**Short task:** Look through the material and copy each line holding "para".

Data extracted from a collection
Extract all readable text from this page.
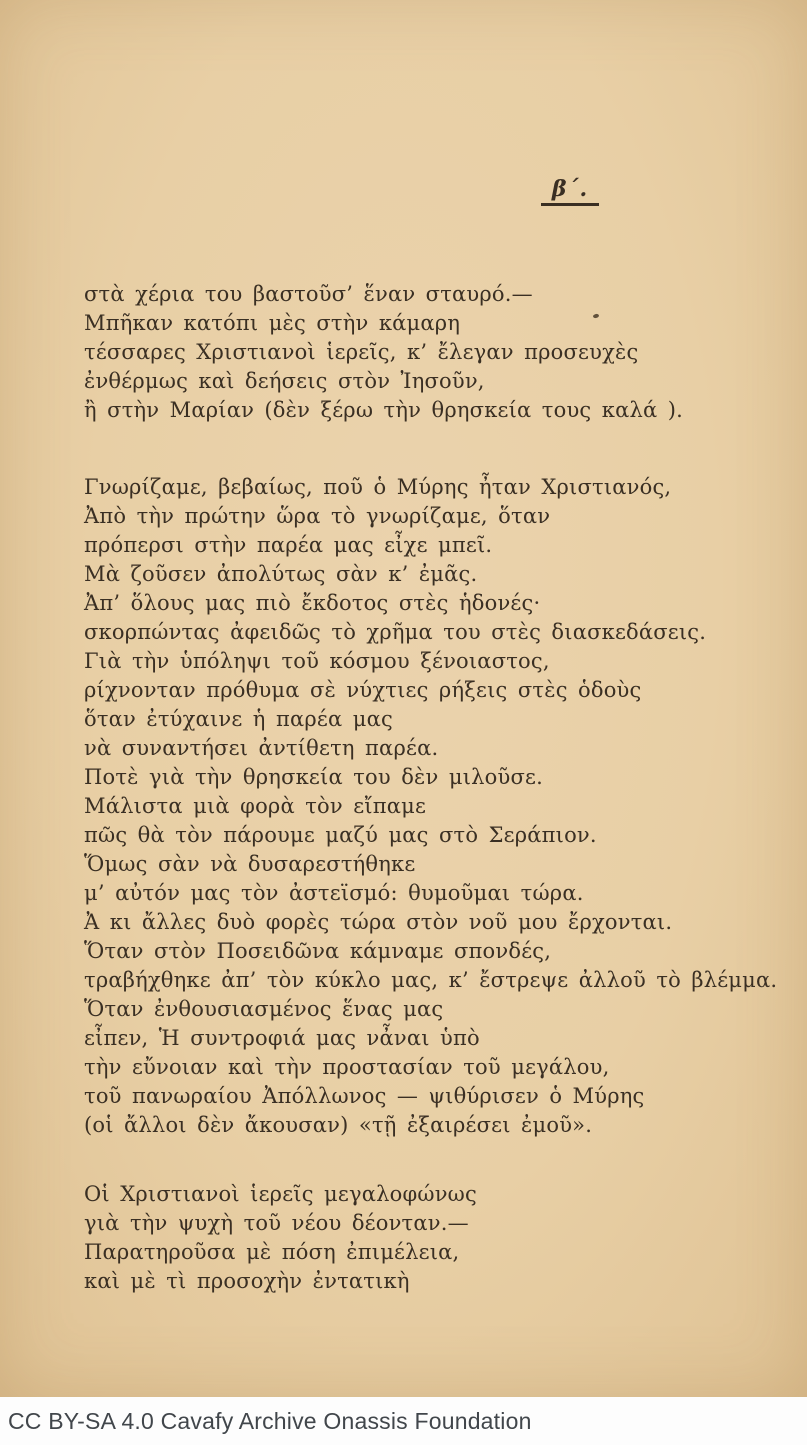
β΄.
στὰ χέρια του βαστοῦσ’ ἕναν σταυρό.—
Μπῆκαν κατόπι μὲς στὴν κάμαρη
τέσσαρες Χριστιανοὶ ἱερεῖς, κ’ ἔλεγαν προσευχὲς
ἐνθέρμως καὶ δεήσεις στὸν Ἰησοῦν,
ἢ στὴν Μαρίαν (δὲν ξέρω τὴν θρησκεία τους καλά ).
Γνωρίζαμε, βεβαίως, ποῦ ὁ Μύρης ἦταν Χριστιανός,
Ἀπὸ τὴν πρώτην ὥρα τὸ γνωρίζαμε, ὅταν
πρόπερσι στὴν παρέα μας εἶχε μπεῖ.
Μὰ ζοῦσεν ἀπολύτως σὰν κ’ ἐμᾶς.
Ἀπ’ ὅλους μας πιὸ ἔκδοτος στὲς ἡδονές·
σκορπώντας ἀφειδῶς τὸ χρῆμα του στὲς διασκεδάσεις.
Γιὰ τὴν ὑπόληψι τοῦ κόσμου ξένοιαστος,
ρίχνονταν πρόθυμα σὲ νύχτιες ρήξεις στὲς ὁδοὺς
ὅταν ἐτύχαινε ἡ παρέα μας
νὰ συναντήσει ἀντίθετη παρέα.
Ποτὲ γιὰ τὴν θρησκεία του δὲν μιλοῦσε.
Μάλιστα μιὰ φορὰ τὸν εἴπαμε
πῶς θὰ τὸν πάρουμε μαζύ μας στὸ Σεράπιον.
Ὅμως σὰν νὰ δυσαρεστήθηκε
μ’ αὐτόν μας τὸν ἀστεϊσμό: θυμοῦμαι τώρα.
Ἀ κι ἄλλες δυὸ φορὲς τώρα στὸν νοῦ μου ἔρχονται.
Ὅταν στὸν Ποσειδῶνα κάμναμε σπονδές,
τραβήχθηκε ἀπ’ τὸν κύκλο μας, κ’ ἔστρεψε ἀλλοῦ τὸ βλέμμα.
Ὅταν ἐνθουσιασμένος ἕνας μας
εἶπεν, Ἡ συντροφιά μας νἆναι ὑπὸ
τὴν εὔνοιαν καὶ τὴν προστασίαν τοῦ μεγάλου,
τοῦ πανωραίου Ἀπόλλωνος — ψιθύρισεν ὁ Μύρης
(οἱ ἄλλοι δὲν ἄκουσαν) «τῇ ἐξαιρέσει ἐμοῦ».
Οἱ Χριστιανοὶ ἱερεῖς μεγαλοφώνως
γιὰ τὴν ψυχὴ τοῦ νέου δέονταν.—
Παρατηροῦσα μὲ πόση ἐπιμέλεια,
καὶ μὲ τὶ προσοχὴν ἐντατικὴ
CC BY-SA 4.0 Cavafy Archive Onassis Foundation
---
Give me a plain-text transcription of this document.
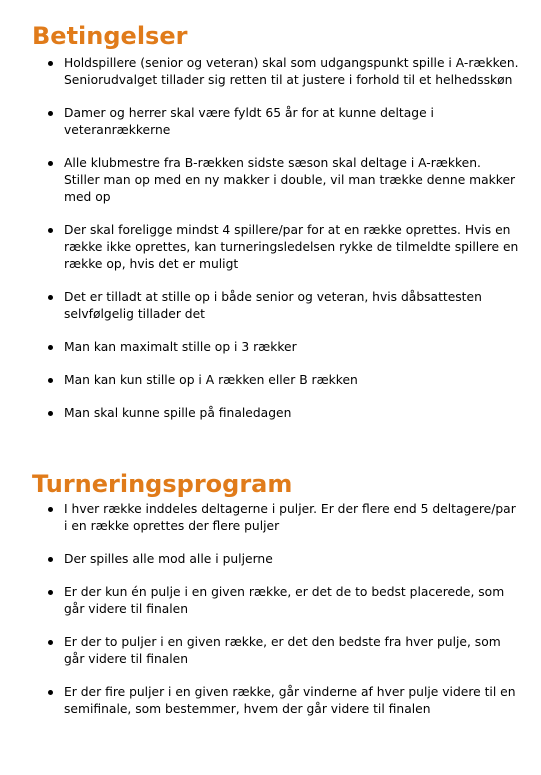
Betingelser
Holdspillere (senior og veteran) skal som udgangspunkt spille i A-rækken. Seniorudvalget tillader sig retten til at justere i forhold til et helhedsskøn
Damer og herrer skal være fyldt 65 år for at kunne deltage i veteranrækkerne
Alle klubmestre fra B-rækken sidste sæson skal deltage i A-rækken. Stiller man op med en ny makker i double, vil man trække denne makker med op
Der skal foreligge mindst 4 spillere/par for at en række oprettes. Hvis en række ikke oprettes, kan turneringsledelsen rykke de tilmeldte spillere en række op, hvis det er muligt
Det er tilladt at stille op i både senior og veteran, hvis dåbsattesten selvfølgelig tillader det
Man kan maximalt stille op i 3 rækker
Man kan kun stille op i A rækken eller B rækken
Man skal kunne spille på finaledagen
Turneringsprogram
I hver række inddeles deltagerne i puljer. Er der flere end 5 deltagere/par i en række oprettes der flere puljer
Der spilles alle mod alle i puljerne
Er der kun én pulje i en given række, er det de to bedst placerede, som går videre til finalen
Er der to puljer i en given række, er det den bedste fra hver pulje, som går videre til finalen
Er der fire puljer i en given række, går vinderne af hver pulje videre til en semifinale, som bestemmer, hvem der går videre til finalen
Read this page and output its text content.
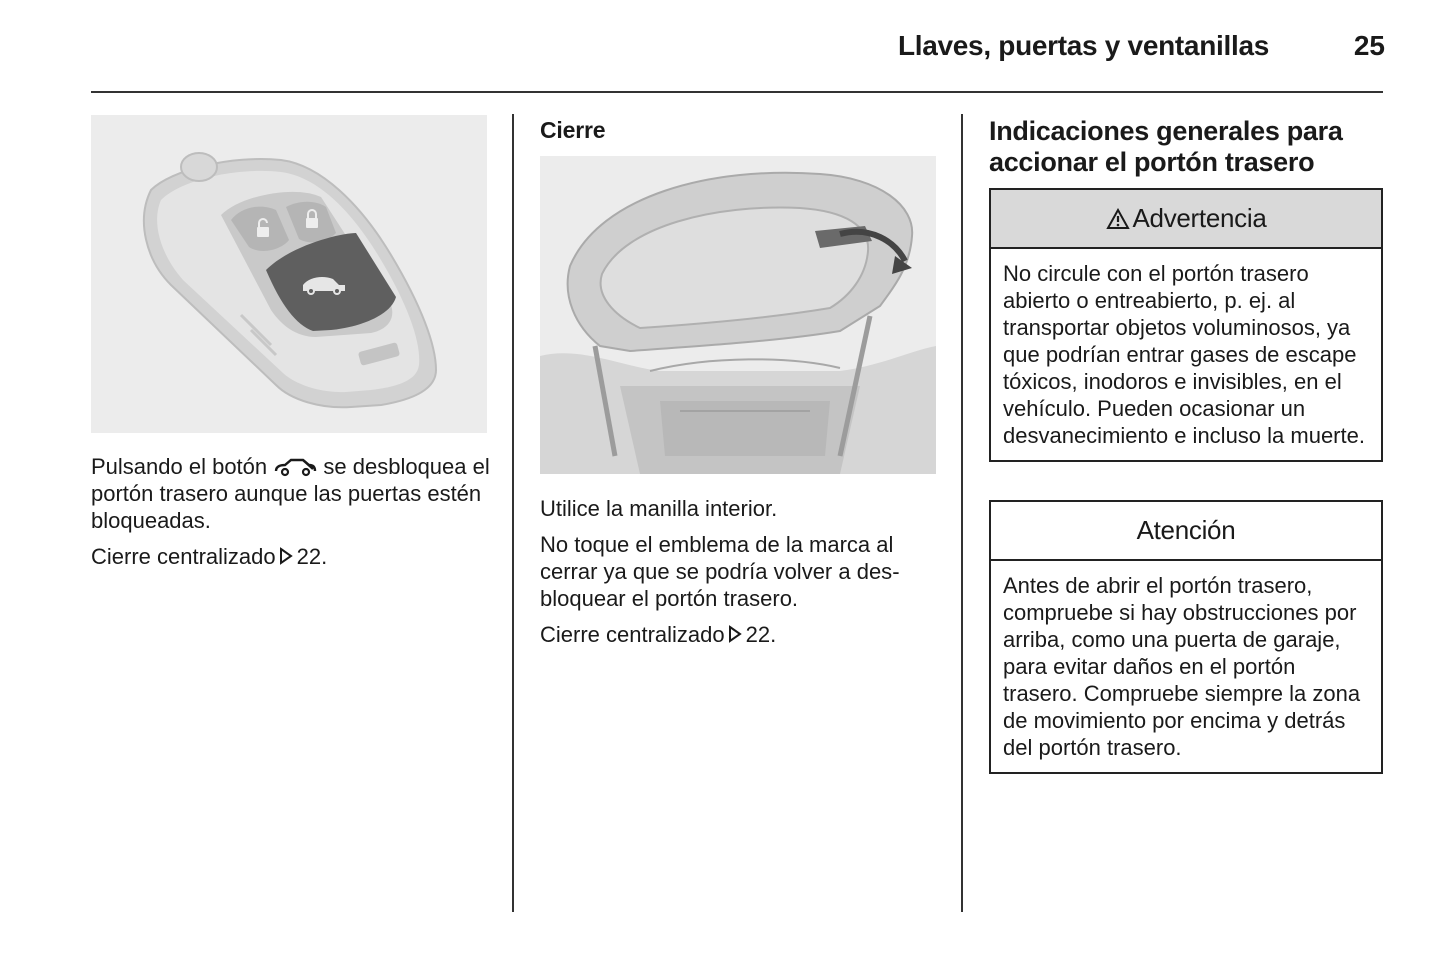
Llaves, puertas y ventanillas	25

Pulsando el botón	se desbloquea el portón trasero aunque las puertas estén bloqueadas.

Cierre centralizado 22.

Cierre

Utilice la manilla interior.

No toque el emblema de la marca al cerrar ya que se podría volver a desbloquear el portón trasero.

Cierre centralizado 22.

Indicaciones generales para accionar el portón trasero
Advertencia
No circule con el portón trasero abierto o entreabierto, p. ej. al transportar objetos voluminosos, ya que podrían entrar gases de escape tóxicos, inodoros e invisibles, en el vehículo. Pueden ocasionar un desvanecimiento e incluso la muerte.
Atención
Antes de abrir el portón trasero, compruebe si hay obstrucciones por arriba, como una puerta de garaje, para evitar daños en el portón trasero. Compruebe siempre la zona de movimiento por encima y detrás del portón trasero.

**Solution:**
Indicaciones generales para accionar el portón trasero
Antes de abrir el portón trasero, compruebe si hay obstrucciones por arriba, como una puerta de garaje, para evitar daños en el portón trasero. Compruebe siempre la zona de movimiento por encima y detrás del portón trasero.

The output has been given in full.